### WORK ITEM
Below is a listing to repeat exactly, with its pictures left out.
◇ ◇ ◇ ◇
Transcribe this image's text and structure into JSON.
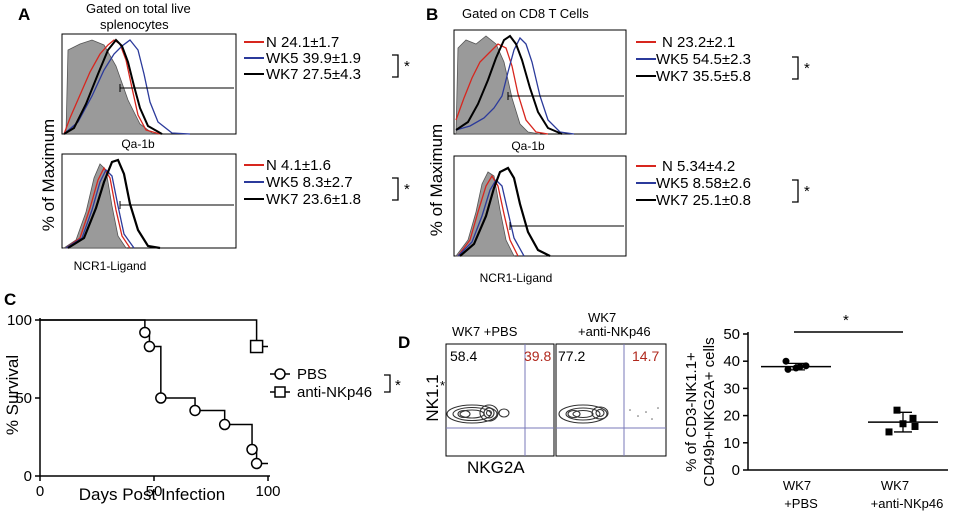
{
  "panels": {
    "A": {
      "label": "A",
      "title": [
        "Gated on total live",
        "splenocytes"
      ],
      "ylabel": "% of Maximum",
      "top": {
        "xlabel": "Qa-1b",
        "legend": [
          {
            "text": "N 24.1±1.7",
            "color": "#d7261e"
          },
          {
            "text": "WK5 39.9±1.9",
            "color": "#2b3a9b"
          },
          {
            "text": "WK7 27.5±4.3",
            "color": "#000000"
          }
        ],
        "sig": "*"
      },
      "bottom": {
        "xlabel": "NCR1-Ligand",
        "legend": [
          {
            "text": "N 4.1±1.6",
            "color": "#d7261e"
          },
          {
            "text": "WK5 8.3±2.7",
            "color": "#2b3a9b"
          },
          {
            "text": "WK7 23.6±1.8",
            "color": "#000000"
          }
        ],
        "sig": "*"
      }
    },
    "B": {
      "label": "B",
      "title": [
        "Gated on CD8 T Cells"
      ],
      "ylabel": "% of Maximum",
      "top": {
        "xlabel": "Qa-1b",
        "legend": [
          {
            "text": "N 23.2±2.1",
            "color": "#d7261e"
          },
          {
            "text": "WK5 54.5±2.3",
            "color": "#2b3a9b"
          },
          {
            "text": "WK7 35.5±5.8",
            "color": "#000000"
          }
        ],
        "sig": "*"
      },
      "bottom": {
        "xlabel": "NCR1-Ligand",
        "legend": [
          {
            "text": "N 5.34±4.2",
            "color": "#d7261e"
          },
          {
            "text": "WK5 8.58±2.6",
            "color": "#2b3a9b"
          },
          {
            "text": "WK7 25.1±0.8",
            "color": "#000000"
          }
        ],
        "sig": "*"
      }
    },
    "D": {
      "label": "D",
      "flow": [
        {
          "title": [
            "WK7 +PBS"
          ],
          "q_left": "58.4",
          "q_right": "39.8"
        },
        {
          "title": [
            "WK7",
            "+anti-NKp46"
          ],
          "q_left": "77.2",
          "q_right": "14.7"
        }
      ],
      "flow_ylabel": "NK1.1",
      "flow_xlabel": "NKG2A",
      "sig": "*"
    }
  },
  "colors": {
    "red": "#d7261e",
    "blue": "#2b3a9b",
    "gray": "#9a9a9a"
  },
  "chart_data": [
    {
      "type": "line",
      "panel": "C",
      "title": "",
      "xlabel": "Days Post Infection",
      "ylabel": "% Survival",
      "xlim": [
        0,
        100
      ],
      "ylim": [
        0,
        100
      ],
      "xticks": [
        0,
        50,
        100
      ],
      "yticks": [
        0,
        50,
        100
      ],
      "legend": [
        "PBS",
        "anti-NKp46"
      ],
      "sig": "*",
      "series": [
        {
          "name": "PBS",
          "marker": "circle",
          "x": [
            0,
            46,
            48,
            53,
            68,
            81,
            93,
            95,
            100
          ],
          "y": [
            100,
            92,
            83,
            50,
            42,
            33,
            17,
            8,
            8
          ]
        },
        {
          "name": "anti-NKp46",
          "marker": "square",
          "x": [
            0,
            95,
            100
          ],
          "y": [
            100,
            83,
            83
          ]
        }
      ]
    },
    {
      "type": "scatter",
      "panel": "D-right",
      "title": "",
      "ylabel": "% of CD3-NK1.1+ CD49b+NKG2A+ cells",
      "ylabel_lines": [
        "% of CD3-NK1.1+",
        "CD49b+NKG2A+ cells"
      ],
      "ylim": [
        0,
        50
      ],
      "yticks": [
        0,
        10,
        20,
        30,
        40,
        50
      ],
      "categories": [
        [
          "WK7",
          "+PBS"
        ],
        [
          "WK7",
          "+anti-NKp46"
        ]
      ],
      "sig": "*",
      "series": [
        {
          "name": "WK7 +PBS",
          "marker": "circle",
          "values": [
            40,
            37.5,
            37,
            38,
            38.3
          ],
          "mean": 38,
          "err": 1.2
        },
        {
          "name": "WK7 +anti-NKp46",
          "marker": "square",
          "values": [
            22,
            19,
            14,
            17,
            16
          ],
          "mean": 17.6,
          "err": 3.6
        }
      ]
    }
  ]
}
◇ ◇ ◇ ◇
### REPLY TO THE TASK
Transcribe this image's text and structure into JSON.
{
  "panels": {
    "A": {
      "label": "A",
      "title": [
        "Gated on total live",
        "splenocytes"
      ],
      "ylabel": "% of Maximum",
      "top": {
        "xlabel": "Qa-1b",
        "legend": [
          {
            "text": "N 24.1±1.7",
            "color": "#d7261e"
          },
          {
            "text": "WK5 39.9±1.9",
            "color": "#2b3a9b"
          },
          {
            "text": "WK7 27.5±4.3",
            "color": "#000000"
          }
        ],
        "sig": "*"
      },
      "bottom": {
        "xlabel": "NCR1-Ligand",
        "legend": [
          {
            "text": "N 4.1±1.6",
            "color": "#d7261e"
          },
          {
            "text": "WK5 8.3±2.7",
            "color": "#2b3a9b"
          },
          {
            "text": "WK7 23.6±1.8",
            "color": "#000000"
          }
        ],
        "sig": "*"
      }
    },
    "B": {
      "label": "B",
      "title": [
        "Gated on CD8 T Cells"
      ],
      "ylabel": "% of Maximum",
      "top": {
        "xlabel": "Qa-1b",
        "legend": [
          {
            "text": "N 23.2±2.1",
            "color": "#d7261e"
          },
          {
            "text": "WK5 54.5±2.3",
            "color": "#2b3a9b"
          },
          {
            "text": "WK7 35.5±5.8",
            "color": "#000000"
          }
        ],
        "sig": "*"
      },
      "bottom": {
        "xlabel": "NCR1-Ligand",
        "legend": [
          {
            "text": "N 5.34±4.2",
            "color": "#d7261e"
          },
          {
            "text": "WK5 8.58±2.6",
            "color": "#2b3a9b"
          },
          {
            "text": "WK7 25.1±0.8",
            "color": "#000000"
          }
        ],
        "sig": "*"
      }
    },
    "D": {
      "label": "D",
      "flow": [
        {
          "title": [
            "WK7 +PBS"
          ],
          "q_left": "58.4",
          "q_right": "39.8"
        },
        {
          "title": [
            "WK7",
            "+anti-NKp46"
          ],
          "q_left": "77.2",
          "q_right": "14.7"
        }
      ],
      "flow_ylabel": "NK1.1",
      "flow_xlabel": "NKG2A",
      "sig": "*"
    }
  },
  "colors": {
    "red": "#d7261e",
    "blue": "#2b3a9b",
    "gray": "#9a9a9a"
  },
  "chart_data": [
    {
      "type": "line",
      "panel": "C",
      "title": "",
      "xlabel": "Days Post Infection",
      "ylabel": "% Survival",
      "xlim": [
        0,
        100
      ],
      "ylim": [
        0,
        100
      ],
      "xticks": [
        0,
        50,
        100
      ],
      "yticks": [
        0,
        50,
        100
      ],
      "legend": [
        "PBS",
        "anti-NKp46"
      ],
      "sig": "*",
      "series": [
        {
          "name": "PBS",
          "marker": "circle",
          "x": [
            0,
            46,
            48,
            53,
            68,
            81,
            93,
            95,
            100
          ],
          "y": [
            100,
            92,
            83,
            50,
            42,
            33,
            17,
            8,
            8
          ]
        },
        {
          "name": "anti-NKp46",
          "marker": "square",
          "x": [
            0,
            95,
            100
          ],
          "y": [
            100,
            83,
            83
          ]
        }
      ]
    },
    {
      "type": "scatter",
      "panel": "D-right",
      "title": "",
      "ylabel": "% of CD3-NK1.1+ CD49b+NKG2A+ cells",
      "ylabel_lines": [
        "% of CD3-NK1.1+",
        "CD49b+NKG2A+ cells"
      ],
      "ylim": [
        0,
        50
      ],
      "yticks": [
        0,
        10,
        20,
        30,
        40,
        50
      ],
      "categories": [
        [
          "WK7",
          "+PBS"
        ],
        [
          "WK7",
          "+anti-NKp46"
        ]
      ],
      "sig": "*",
      "series": [
        {
          "name": "WK7 +PBS",
          "marker": "circle",
          "values": [
            40,
            37.5,
            37,
            38,
            38.3
          ],
          "mean": 38,
          "err": 1.2
        },
        {
          "name": "WK7 +anti-NKp46",
          "marker": "square",
          "values": [
            22,
            19,
            14,
            17,
            16
          ],
          "mean": 17.6,
          "err": 3.6
        }
      ]
    }
  ]
}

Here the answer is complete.